▶ SELECTED TEXT

Whether it’s an elusive summit or an injury that stops you from completing a challenge, failing an adventure will happen to everyone at some point. But as I discovered, failing isn’t always as bad as it seems.
I have a habit of failing on adventures. Just a few weeks ago I failed to reach the summit of Mt Toubkal, the highest peak in North Africa. I stopped just 150m elevation from the summit thanks to issues with my eyes brought on by the altitude and a touch of dehydration.
Personal experience of ‘failing’ an adventure
And in April this year I failed to complete the biggest challenge of my life – a 250km self-supported hike of the Drakensberg Traverse – which follows the border of South Africa and Lesotho.
On day two, I started getting a sharp pain in my right knee. I was carrying a 23kg pack with two weeks of food, three litres of water, plus all camping equipment. Each day was 1,000m+ of elevation on rocky, tussocky and uneven ground. And my knee didn’t like it one bit. By day five I was in agony and was slowing the group down. It was time for me to leave.
It broke my heart leaving that hike; I’d had it planned for over a year, had saved hard to make it happen, and it was my first real expedition. A challenging, remote, off-track hike that hardly anyone in the world had completed.
I was devastated and after a tear-filled, agonising, two-day hike (with no map) down to civilisation, I spent the next week recuperating and waiting for the rest of the group to finish.
After an x-ray, it turned out I had sprained the ligaments in my knee. I knew leaving was the right thing for my health and for the safety of the group. But that didn’t make it any easier. I had failed – so therefore I was a failure.
Is failing an adventure really a failure?
For Kelly Gentry – founder of SwimSwell Open Water Coaching and Swimming in the San Francisco Bay area in the USA – failing an adventure isn’t as black and white as it might seem. As someone who swims marathons and trains others to do the same, she’s seen failure happen plenty of times.

▶ TASK A
Count how many lines of the records contain the string "axis". Give only the number.
The text and the records have no connection to each other.

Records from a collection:
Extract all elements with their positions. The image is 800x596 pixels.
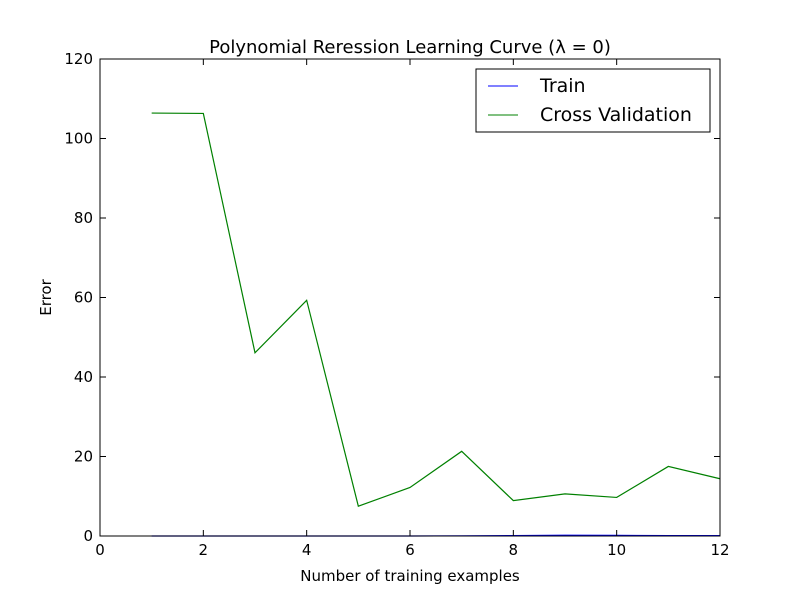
legend-label-train: Train: [539, 75, 586, 97]
x-tick-label: 12: [710, 541, 729, 559]
legend: Train Cross Validation: [475, 68, 711, 133]
y-axis-label: Error: [37, 278, 55, 315]
y-tick-label: 0: [83, 527, 93, 545]
legend-label-cross-validation: Cross Validation: [540, 104, 692, 126]
chart-title: Polynomial Reression Learning Curve (λ =…: [209, 37, 611, 58]
x-tick-label: 2: [199, 541, 209, 559]
x-tick-label: 4: [302, 541, 312, 559]
x-tick-label: 8: [509, 541, 519, 559]
legend-box: [475, 68, 711, 133]
series-line-cross-validation: [151, 112, 721, 507]
x-axis-label: Number of training examples: [300, 567, 520, 585]
y-tick-label: 60: [74, 289, 93, 307]
x-tick-label: 10: [607, 541, 626, 559]
plot-area: [100, 59, 720, 536]
y-tick-label: 120: [64, 50, 93, 68]
y-tick-label: 40: [74, 368, 93, 386]
y-tick-label: 80: [74, 209, 93, 227]
y-tick-label: 100: [64, 130, 93, 148]
x-tick-label: 0: [95, 541, 105, 559]
x-tick-label: 6: [405, 541, 415, 559]
y-tick-label: 20: [74, 448, 93, 466]
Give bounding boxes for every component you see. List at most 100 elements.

▶ TASK B
From the passage on failing an adventure, copy the part that opens with the words containing "Personal experience of" and closes with "world had completed.", changing nothing.

▶ WRITTEN ANSWER A
2

▶ WRITTEN ANSWER B
Personal experience of ‘failing’ an adventure
And in April this year I failed to complete the biggest challenge of my life – a 250km self-supported hike of the Drakensberg Traverse – which follows the border of South Africa and Lesotho.
On day two, I started getting a sharp pain in my right knee. I was carrying a 23kg pack with two weeks of food, three litres of water, plus all camping equipment. Each day was 1,000m+ of elevation on rocky, tussocky and uneven ground. And my knee didn’t like it one bit. By day five I was in agony and was slowing the group down. It was time for me to leave.
It broke my heart leaving that hike; I’d had it planned for over a year, had saved hard to make it happen, and it was my first real expedition. A challenging, remote, off-track hike that hardly anyone in the world had completed.